[Element boundary records]
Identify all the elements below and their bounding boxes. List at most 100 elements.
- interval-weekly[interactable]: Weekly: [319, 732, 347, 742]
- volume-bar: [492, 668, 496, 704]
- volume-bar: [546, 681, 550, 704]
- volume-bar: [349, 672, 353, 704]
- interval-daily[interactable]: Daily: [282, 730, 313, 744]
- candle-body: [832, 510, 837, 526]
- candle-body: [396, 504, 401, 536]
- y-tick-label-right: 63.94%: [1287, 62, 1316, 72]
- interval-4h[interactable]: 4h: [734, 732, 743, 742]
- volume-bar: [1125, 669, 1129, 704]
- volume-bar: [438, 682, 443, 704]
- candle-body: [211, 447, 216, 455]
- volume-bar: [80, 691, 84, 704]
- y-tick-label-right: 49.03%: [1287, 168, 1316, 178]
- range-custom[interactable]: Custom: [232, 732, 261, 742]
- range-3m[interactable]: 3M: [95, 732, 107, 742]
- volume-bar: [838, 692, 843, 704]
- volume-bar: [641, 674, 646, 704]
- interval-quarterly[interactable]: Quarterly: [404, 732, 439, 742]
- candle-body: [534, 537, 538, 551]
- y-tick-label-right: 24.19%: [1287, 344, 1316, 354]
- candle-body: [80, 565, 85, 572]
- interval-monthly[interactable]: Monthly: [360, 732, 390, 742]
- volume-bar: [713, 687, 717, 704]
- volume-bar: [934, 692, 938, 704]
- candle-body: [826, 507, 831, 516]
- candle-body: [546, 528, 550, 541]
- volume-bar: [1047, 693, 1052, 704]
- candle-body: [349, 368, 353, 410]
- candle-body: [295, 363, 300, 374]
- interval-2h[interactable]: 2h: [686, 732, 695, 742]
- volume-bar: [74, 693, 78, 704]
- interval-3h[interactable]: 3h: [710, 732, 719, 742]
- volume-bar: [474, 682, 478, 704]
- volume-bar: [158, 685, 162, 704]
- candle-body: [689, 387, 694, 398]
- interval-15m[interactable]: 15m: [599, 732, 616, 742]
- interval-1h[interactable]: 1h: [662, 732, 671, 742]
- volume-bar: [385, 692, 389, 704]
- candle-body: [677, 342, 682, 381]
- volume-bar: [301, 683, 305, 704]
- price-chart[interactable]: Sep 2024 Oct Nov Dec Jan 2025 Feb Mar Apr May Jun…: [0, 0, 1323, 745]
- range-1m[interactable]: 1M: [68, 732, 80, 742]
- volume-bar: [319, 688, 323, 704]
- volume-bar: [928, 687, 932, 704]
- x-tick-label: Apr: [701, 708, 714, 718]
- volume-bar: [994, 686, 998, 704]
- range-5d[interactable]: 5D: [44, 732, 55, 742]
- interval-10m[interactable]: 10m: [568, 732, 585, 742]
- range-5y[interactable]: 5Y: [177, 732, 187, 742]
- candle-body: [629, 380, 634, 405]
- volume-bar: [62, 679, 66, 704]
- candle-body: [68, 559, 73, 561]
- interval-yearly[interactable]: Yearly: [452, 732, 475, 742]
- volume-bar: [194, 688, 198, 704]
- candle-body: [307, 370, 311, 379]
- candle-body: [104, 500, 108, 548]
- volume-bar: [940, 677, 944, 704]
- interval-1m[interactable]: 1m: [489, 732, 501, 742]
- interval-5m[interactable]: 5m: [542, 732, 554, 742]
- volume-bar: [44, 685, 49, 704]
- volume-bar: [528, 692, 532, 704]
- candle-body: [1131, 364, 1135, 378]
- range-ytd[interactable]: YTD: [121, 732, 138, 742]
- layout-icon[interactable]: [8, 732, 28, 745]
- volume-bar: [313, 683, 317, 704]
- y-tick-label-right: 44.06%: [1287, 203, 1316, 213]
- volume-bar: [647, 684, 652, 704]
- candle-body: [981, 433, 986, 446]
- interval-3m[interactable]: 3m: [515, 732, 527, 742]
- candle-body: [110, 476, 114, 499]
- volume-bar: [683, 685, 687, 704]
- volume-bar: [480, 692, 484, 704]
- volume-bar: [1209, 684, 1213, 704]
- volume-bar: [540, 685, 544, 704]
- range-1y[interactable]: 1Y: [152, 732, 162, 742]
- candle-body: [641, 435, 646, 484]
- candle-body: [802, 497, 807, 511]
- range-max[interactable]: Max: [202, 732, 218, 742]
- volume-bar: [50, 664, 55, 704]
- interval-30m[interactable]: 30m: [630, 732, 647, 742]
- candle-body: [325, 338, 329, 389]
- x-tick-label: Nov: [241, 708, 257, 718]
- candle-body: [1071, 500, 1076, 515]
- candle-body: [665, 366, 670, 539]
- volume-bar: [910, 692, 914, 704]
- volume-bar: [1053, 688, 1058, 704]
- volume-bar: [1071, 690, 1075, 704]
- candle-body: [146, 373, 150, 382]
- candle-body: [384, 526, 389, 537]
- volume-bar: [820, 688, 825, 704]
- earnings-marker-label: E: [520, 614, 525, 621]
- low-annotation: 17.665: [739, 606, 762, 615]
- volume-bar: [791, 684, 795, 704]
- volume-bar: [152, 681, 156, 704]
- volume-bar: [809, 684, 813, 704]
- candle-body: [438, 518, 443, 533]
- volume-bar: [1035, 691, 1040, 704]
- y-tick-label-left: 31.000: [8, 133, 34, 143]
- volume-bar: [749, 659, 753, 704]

__Goal of the exercise__
Write out the items above again, putting "volume-column" wherever "volume-bar" appears and leaving every other part as it is.

__Answer in full__
Identify all the elements below and their bounding boxes. List at most 100 elements.
- interval-weekly[interactable]: Weekly: [319, 732, 347, 742]
- volume-column: [492, 668, 496, 704]
- volume-column: [546, 681, 550, 704]
- volume-column: [349, 672, 353, 704]
- interval-daily[interactable]: Daily: [282, 730, 313, 744]
- candle-body: [832, 510, 837, 526]
- candle-body: [396, 504, 401, 536]
- y-tick-label-right: 63.94%: [1287, 62, 1316, 72]
- interval-4h[interactable]: 4h: [734, 732, 743, 742]
- volume-column: [1125, 669, 1129, 704]
- volume-column: [438, 682, 443, 704]
- candle-body: [211, 447, 216, 455]
- volume-column: [80, 691, 84, 704]
- y-tick-label-right: 49.03%: [1287, 168, 1316, 178]
- range-custom[interactable]: Custom: [232, 732, 261, 742]
- range-3m[interactable]: 3M: [95, 732, 107, 742]
- volume-column: [838, 692, 843, 704]
- volume-column: [641, 674, 646, 704]
- interval-quarterly[interactable]: Quarterly: [404, 732, 439, 742]
- candle-body: [534, 537, 538, 551]
- y-tick-label-right: 24.19%: [1287, 344, 1316, 354]
- candle-body: [80, 565, 85, 572]
- interval-monthly[interactable]: Monthly: [360, 732, 390, 742]
- volume-column: [713, 687, 717, 704]
- volume-column: [934, 692, 938, 704]
- candle-body: [826, 507, 831, 516]
- candle-body: [546, 528, 550, 541]
- volume-column: [1047, 693, 1052, 704]
- candle-body: [349, 368, 353, 410]
- candle-body: [295, 363, 300, 374]
- interval-2h[interactable]: 2h: [686, 732, 695, 742]
- volume-column: [74, 693, 78, 704]
- interval-3h[interactable]: 3h: [710, 732, 719, 742]
- volume-column: [474, 682, 478, 704]
- volume-column: [158, 685, 162, 704]
- candle-body: [689, 387, 694, 398]
- interval-15m[interactable]: 15m: [599, 732, 616, 742]
- interval-1h[interactable]: 1h: [662, 732, 671, 742]
- volume-column: [385, 692, 389, 704]
- candle-body: [677, 342, 682, 381]
- volume-column: [301, 683, 305, 704]
- price-chart[interactable]: Sep 2024 Oct Nov Dec Jan 2025 Feb Mar Apr May Jun…: [0, 0, 1323, 745]
- range-1m[interactable]: 1M: [68, 732, 80, 742]
- volume-column: [319, 688, 323, 704]
- volume-column: [928, 687, 932, 704]
- x-tick-label: Apr: [701, 708, 714, 718]
- volume-column: [994, 686, 998, 704]
- range-5d[interactable]: 5D: [44, 732, 55, 742]
- interval-10m[interactable]: 10m: [568, 732, 585, 742]
- range-5y[interactable]: 5Y: [177, 732, 187, 742]
- candle-body: [629, 380, 634, 405]
- volume-column: [62, 679, 66, 704]
- candle-body: [68, 559, 73, 561]
- interval-yearly[interactable]: Yearly: [452, 732, 475, 742]
- volume-column: [194, 688, 198, 704]
- candle-body: [307, 370, 311, 379]
- candle-body: [104, 500, 108, 548]
- volume-column: [940, 677, 944, 704]
- interval-1m[interactable]: 1m: [489, 732, 501, 742]
- interval-5m[interactable]: 5m: [542, 732, 554, 742]
- volume-column: [44, 685, 49, 704]
- volume-column: [528, 692, 532, 704]
- candle-body: [1131, 364, 1135, 378]
- range-ytd[interactable]: YTD: [121, 732, 138, 742]
- layout-icon[interactable]: [8, 732, 28, 745]
- volume-column: [313, 683, 317, 704]
- y-tick-label-right: 44.06%: [1287, 203, 1316, 213]
- volume-column: [647, 684, 652, 704]
- candle-body: [981, 433, 986, 446]
- interval-3m[interactable]: 3m: [515, 732, 527, 742]
- candle-body: [110, 476, 114, 499]
- volume-column: [683, 685, 687, 704]
- volume-column: [480, 692, 484, 704]
- volume-column: [1209, 684, 1213, 704]
- volume-column: [540, 685, 544, 704]
- range-1y[interactable]: 1Y: [152, 732, 162, 742]
- candle-body: [641, 435, 646, 484]
- candle-body: [802, 497, 807, 511]
- range-max[interactable]: Max: [202, 732, 218, 742]
- volume-column: [50, 664, 55, 704]
- interval-30m[interactable]: 30m: [630, 732, 647, 742]
- candle-body: [325, 338, 329, 389]
- x-tick-label: Nov: [241, 708, 257, 718]
- candle-body: [1071, 500, 1076, 515]
- candle-body: [665, 366, 670, 539]
- volume-column: [910, 692, 914, 704]
- volume-column: [1053, 688, 1058, 704]
- volume-column: [1071, 690, 1075, 704]
- candle-body: [146, 373, 150, 382]
- candle-body: [384, 526, 389, 537]
- volume-column: [820, 688, 825, 704]
- earnings-marker-label: E: [520, 614, 525, 621]
- low-annotation: 17.665: [739, 606, 762, 615]
- volume-column: [791, 684, 795, 704]
- volume-column: [152, 681, 156, 704]
- volume-column: [809, 684, 813, 704]
- candle-body: [438, 518, 443, 533]
- volume-column: [1035, 691, 1040, 704]
- y-tick-label-left: 31.000: [8, 133, 34, 143]
- volume-column: [749, 659, 753, 704]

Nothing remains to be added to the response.